-- BEGIN The data --

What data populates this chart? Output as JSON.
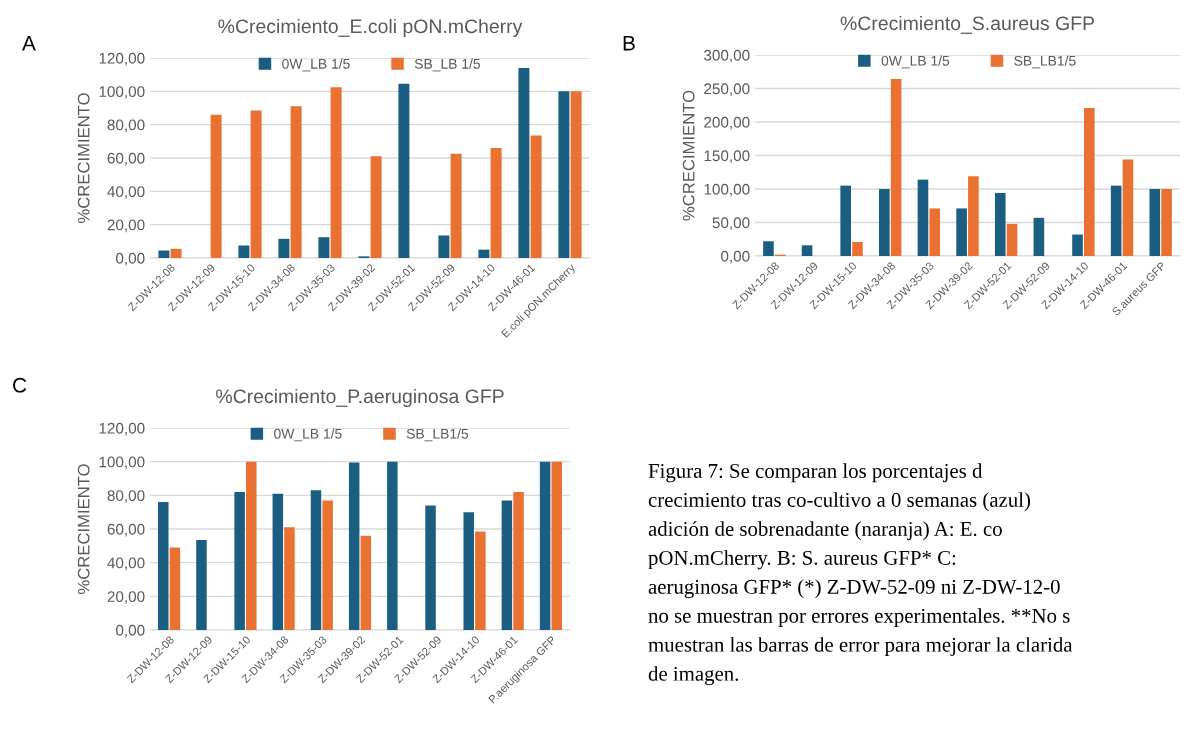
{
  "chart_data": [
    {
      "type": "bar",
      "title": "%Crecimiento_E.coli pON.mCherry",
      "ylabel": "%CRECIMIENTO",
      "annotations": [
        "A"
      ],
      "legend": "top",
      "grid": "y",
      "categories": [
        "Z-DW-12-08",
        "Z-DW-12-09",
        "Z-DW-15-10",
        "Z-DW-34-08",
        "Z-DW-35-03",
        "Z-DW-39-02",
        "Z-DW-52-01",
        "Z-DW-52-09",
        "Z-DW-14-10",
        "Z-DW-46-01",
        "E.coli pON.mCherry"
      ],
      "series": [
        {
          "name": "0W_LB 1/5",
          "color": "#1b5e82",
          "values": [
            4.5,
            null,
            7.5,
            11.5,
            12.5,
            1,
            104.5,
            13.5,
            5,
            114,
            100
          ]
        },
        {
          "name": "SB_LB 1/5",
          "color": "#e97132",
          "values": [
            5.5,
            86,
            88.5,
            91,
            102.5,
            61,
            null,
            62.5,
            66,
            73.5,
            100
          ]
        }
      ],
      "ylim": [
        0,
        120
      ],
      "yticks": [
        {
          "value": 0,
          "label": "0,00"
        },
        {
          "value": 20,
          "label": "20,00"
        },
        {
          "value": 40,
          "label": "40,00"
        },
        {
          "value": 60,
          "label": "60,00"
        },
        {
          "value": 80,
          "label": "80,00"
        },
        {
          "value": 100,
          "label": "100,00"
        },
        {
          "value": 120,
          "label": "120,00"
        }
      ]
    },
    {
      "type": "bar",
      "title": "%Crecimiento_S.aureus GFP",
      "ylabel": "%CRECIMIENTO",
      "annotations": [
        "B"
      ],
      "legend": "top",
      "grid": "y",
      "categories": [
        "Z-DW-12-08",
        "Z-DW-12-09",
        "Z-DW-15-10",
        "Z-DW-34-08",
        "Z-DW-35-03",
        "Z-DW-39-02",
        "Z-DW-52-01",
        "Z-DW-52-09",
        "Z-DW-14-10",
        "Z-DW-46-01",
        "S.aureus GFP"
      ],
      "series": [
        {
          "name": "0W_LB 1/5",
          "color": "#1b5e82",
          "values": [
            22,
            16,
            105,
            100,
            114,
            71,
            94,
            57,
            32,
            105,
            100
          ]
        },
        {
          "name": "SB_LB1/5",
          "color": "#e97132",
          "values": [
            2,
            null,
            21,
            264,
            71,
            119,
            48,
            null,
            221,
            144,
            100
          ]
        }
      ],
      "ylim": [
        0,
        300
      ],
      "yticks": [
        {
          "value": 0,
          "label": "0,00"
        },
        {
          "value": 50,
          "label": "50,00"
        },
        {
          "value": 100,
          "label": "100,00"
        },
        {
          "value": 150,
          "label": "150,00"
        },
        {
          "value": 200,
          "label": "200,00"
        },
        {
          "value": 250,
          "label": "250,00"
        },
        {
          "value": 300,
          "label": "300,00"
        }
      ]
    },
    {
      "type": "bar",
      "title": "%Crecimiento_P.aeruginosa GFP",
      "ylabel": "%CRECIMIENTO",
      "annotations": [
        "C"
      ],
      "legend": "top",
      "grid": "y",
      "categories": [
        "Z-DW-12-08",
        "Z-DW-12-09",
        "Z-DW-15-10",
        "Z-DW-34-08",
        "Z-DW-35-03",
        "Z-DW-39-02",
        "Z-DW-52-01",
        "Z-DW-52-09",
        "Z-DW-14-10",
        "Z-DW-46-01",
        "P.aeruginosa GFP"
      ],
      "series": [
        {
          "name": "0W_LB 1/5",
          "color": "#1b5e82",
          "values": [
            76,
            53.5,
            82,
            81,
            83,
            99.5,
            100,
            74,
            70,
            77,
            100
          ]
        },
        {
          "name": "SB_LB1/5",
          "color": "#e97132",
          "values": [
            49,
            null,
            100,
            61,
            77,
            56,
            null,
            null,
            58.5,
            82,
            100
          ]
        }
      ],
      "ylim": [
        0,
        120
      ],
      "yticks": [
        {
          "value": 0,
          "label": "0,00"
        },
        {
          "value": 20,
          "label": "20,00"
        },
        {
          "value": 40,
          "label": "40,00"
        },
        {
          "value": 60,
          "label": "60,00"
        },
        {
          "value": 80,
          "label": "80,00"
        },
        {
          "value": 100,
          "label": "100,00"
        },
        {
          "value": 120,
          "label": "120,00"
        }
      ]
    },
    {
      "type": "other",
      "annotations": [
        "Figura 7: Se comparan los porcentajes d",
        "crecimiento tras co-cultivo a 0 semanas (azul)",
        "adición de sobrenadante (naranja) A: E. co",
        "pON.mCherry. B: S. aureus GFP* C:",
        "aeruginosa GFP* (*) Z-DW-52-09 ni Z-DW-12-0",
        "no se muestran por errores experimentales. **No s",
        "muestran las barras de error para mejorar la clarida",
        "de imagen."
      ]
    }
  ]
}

-- END The data --

== Job ==
Using the material above, work out how many lines contain the string "mCherry". Give that number alone.

== Worked answer ==
3